- _The input_:
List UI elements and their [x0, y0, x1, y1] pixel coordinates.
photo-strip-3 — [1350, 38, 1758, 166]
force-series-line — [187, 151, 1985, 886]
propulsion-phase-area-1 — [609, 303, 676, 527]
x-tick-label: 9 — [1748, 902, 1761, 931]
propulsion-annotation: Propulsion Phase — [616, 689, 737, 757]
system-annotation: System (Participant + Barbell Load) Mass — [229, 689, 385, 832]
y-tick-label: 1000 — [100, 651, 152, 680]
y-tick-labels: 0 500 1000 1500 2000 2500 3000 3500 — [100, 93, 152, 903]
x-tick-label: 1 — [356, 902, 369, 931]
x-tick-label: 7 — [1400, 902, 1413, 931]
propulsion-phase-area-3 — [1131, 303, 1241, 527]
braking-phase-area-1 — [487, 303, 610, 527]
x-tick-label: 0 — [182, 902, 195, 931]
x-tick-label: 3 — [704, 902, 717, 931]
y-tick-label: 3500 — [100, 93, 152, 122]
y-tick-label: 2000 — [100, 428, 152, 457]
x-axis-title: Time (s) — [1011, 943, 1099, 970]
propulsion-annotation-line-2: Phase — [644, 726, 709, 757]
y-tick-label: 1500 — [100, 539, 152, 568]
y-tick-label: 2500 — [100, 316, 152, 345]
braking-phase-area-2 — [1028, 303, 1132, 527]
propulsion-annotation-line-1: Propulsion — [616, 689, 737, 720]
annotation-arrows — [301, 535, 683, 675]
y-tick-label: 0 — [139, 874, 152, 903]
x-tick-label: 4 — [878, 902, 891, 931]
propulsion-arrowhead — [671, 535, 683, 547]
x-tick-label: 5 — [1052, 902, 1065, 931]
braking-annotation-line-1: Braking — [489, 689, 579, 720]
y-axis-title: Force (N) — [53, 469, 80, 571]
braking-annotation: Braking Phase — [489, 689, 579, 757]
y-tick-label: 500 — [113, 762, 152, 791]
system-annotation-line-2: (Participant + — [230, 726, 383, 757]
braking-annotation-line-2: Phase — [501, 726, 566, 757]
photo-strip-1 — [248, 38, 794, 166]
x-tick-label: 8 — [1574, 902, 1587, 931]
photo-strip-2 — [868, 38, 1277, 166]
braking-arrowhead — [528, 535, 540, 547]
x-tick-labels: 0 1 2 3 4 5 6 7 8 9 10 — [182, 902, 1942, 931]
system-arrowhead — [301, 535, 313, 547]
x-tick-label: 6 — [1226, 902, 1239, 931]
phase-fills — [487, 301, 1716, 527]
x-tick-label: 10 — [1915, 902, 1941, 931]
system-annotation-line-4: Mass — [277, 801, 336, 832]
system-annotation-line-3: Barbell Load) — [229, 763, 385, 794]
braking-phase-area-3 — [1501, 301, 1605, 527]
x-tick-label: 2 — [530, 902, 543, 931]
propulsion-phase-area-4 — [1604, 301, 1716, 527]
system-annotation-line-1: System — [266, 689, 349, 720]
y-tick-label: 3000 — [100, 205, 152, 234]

- _What you should do_: From the start of the records through the line holding "y-tick-labels: 0 500", inclusive, rewrite the lines with "Participant" renamed to "Lifter" and nothing else changed.

- _Expected answer_:
List UI elements and their [x0, y0, x1, y1] pixel coordinates.
photo-strip-3 — [1350, 38, 1758, 166]
force-series-line — [187, 151, 1985, 886]
propulsion-phase-area-1 — [609, 303, 676, 527]
x-tick-label: 9 — [1748, 902, 1761, 931]
propulsion-annotation: Propulsion Phase — [616, 689, 737, 757]
system-annotation: System (Lifter + Barbell Load) Mass — [229, 689, 385, 832]
y-tick-label: 1000 — [100, 651, 152, 680]
y-tick-labels: 0 500 1000 1500 2000 2500 3000 3500 — [100, 93, 152, 903]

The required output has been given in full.